**EXERCISE REQUIREMENTS**: Of the lines listed below, how many contain the string "this"? Answer with the number alone.

(Records from a data source)
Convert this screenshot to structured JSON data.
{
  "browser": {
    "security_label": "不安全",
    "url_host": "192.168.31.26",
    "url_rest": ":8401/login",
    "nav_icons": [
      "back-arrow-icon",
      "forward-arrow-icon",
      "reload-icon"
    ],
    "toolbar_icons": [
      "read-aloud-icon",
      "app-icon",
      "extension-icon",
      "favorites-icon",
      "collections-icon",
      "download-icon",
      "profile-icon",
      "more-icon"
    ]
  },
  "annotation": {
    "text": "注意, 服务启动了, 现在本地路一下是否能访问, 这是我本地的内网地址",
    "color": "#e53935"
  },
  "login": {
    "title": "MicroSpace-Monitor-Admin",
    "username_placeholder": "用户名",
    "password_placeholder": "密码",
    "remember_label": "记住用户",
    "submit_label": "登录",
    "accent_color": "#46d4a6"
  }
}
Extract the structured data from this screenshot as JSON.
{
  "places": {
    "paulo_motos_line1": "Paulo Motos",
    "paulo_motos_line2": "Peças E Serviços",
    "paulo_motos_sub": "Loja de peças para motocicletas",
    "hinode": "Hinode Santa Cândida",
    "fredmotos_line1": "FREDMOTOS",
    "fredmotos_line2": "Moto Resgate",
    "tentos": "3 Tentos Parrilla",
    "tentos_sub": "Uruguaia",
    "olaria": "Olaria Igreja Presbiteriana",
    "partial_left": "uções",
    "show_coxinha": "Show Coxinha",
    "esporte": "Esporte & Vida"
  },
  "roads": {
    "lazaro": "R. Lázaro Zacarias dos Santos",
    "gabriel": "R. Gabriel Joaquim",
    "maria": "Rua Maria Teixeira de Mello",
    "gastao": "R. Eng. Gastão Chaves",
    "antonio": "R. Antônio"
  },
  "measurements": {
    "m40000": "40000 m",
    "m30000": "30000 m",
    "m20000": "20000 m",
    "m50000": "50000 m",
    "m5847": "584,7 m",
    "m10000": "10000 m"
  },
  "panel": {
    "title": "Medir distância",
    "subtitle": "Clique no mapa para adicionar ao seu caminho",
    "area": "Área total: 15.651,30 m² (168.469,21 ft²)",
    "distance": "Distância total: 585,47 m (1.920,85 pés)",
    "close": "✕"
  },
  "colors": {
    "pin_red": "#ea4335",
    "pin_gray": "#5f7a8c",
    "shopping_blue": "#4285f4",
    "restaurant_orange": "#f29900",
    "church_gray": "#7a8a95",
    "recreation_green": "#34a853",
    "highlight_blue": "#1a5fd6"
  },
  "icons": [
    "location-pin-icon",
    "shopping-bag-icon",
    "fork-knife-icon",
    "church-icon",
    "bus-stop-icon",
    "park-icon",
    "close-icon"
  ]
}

**EXPECTED ANSWER**: 2